## Provided text
******
Our study observed 90%–95% overall agreement for GEP, trastuzumab, and adjuvant chemotherapy. This level of agreement in a commercially insured population is comparable to studies of the Medicare population. These studies found a high agreement between Medicare claims and medical records of hospitals or treating physicians for chemotherapy1, 7, 26 (94%–97% overall agreement), for cancer surgery procedures3, 27 (90% overall agreement, 0.70–0.90 kappa statistic), and for radiation treatment8 (88%–94% overall agreement).
We observed that the documentation of GEP and adjuvant chemotherapy was higher in claims than in medical records, and that about 7% of the GEP-eligible sample had a claim for GEP or chemotherapy but no documentation in the records. Similar to our observation, Du et al. found that many patients had a claim of chemotherapy but no documentation in their medical records and suggested that potential reasons may include erroneous claims or incomplete medical record data.1 We expected that our study period would capture the majority of testing and treatment given that GEP tests were typically administered at the time of breast cancer diagnosis or shortly thereafter and that SEER-Medicare studies found most patients had a claim of cancer treatment within 2 months27. However, our medical record data may have been incomplete if GEP tests were ordered by other providers, if medical records were missing laboratory reports, or if chemotherapy was administered by the medical oncologist but the record was requested from the primary surgeon only.
******
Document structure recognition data
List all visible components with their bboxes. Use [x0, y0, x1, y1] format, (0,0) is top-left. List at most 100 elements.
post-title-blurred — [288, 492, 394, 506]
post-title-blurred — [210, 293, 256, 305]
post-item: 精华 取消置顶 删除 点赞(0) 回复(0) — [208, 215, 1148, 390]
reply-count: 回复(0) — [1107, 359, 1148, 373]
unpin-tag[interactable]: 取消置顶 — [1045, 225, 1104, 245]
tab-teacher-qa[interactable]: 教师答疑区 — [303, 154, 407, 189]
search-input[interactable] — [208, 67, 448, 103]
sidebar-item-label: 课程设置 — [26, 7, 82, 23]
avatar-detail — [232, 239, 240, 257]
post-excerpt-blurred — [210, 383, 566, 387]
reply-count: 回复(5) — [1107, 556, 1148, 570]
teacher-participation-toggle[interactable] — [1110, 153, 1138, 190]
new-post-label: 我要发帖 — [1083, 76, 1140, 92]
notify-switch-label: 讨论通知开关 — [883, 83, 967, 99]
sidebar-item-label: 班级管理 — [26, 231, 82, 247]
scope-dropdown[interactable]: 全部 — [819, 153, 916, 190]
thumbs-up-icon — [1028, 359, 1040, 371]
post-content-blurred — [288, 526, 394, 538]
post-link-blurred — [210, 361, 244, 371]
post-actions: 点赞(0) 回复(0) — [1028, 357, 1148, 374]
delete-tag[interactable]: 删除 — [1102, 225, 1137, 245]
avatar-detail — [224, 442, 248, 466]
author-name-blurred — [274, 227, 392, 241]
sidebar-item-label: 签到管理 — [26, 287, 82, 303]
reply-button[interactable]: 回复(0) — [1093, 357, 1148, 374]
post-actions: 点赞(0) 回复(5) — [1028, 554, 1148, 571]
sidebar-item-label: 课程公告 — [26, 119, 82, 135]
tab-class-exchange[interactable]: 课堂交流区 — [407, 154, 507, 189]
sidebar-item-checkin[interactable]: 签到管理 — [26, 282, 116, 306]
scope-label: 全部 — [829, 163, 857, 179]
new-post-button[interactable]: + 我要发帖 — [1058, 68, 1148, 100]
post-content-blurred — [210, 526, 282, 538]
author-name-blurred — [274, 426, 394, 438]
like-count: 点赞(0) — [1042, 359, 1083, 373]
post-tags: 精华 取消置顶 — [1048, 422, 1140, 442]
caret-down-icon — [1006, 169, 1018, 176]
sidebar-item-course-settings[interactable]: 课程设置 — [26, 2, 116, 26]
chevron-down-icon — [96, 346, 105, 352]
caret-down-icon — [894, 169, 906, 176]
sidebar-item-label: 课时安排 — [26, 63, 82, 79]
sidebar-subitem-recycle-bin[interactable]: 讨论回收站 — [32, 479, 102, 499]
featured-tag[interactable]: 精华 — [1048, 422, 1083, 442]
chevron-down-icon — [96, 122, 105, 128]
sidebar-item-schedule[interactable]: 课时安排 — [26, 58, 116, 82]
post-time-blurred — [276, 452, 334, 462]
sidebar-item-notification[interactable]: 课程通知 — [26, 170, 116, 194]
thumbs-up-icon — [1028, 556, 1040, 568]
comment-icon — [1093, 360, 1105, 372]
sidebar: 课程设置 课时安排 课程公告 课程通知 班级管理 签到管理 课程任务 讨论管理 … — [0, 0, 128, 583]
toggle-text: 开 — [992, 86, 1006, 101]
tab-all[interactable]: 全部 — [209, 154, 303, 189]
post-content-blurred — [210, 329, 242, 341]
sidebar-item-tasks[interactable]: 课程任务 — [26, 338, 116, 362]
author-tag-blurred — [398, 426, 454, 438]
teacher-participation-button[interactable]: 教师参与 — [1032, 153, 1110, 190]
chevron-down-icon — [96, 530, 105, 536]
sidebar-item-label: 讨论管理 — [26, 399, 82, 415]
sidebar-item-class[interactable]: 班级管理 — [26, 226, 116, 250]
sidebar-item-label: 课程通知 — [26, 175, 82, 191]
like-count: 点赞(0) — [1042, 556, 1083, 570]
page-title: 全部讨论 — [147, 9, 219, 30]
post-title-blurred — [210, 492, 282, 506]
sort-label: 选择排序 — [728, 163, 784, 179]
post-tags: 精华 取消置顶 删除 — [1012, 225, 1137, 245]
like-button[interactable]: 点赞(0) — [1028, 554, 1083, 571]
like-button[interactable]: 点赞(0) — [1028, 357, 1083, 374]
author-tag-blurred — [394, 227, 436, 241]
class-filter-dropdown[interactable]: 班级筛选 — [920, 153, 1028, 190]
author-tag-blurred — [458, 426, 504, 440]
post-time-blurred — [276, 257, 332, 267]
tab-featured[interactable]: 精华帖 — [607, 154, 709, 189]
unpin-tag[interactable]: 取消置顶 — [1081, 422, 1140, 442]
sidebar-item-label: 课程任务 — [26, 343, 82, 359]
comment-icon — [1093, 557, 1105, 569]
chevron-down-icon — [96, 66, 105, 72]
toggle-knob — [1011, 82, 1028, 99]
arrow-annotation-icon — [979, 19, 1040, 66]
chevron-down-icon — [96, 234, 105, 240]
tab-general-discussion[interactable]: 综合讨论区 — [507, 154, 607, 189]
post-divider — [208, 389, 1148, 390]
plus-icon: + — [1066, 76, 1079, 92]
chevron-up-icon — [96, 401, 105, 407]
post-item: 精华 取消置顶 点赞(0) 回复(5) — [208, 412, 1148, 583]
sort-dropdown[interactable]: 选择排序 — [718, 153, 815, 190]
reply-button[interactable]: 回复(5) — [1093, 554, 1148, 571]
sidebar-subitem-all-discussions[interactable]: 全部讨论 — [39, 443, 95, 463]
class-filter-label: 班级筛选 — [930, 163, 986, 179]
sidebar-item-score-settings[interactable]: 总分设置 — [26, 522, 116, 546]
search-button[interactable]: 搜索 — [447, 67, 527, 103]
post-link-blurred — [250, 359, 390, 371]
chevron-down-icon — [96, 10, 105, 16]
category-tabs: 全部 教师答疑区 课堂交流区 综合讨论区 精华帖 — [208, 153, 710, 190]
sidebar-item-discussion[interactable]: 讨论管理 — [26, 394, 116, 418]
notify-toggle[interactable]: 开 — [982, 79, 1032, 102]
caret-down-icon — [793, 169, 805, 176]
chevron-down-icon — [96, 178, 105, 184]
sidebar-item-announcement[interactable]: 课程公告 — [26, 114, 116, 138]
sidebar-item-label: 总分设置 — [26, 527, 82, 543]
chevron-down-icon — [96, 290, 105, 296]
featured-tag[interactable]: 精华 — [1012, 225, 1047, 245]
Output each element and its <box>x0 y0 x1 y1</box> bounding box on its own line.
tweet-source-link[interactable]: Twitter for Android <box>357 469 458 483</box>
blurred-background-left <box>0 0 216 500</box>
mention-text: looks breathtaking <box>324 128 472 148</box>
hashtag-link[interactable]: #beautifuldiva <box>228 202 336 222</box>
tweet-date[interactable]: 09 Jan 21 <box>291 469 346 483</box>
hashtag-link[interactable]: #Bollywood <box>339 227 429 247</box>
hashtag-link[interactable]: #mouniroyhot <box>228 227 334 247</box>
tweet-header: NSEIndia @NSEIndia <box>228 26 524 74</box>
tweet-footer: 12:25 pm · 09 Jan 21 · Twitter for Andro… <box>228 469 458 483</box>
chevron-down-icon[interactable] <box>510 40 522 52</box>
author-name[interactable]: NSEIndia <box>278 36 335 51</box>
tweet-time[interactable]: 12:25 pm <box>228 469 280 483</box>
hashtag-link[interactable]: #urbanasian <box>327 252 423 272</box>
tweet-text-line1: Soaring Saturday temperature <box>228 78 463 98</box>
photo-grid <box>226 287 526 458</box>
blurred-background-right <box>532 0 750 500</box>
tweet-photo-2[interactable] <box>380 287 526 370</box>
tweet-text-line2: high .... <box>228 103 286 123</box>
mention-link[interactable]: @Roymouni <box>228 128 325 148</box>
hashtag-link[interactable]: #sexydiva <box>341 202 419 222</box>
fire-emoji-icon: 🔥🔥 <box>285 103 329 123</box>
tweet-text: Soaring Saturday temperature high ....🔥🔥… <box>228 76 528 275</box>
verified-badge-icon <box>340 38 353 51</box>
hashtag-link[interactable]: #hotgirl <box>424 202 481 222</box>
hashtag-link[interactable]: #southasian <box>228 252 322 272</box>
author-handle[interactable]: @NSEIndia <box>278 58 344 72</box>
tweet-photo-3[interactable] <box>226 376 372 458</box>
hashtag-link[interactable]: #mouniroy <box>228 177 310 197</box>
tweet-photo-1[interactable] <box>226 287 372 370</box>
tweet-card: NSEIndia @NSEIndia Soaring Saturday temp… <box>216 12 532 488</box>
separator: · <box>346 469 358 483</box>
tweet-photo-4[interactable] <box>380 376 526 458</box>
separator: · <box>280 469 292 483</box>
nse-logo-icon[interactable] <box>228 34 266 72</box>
******
## Work request
For each statement below, say whether it agrees with the passage on agreement between claims and medical records. Answer yes or no and quote the words of the passage that decide it.
1. The study found 90%–95% overall agreement for GEP, trastuzumab, and adjuvant chemotherapy.
2. Adjuvant chemotherapy was documented more often in medical records than in claims.
3. About 7% of the GEP-eligible sample had a claim for GEP or chemotherapy but no documentation in the records.

## Output
1. Yes: "Our study observed 90%–95% overall agreement for GEP, trastuzumab, and adjuvant chemotherapy."
2. No: "the documentation of GEP and adjuvant chemotherapy was higher in claims than in medical records"
3. Yes: "about 7% of the GEP-eligible sample had a claim for GEP or chemotherapy but no documentation in the records"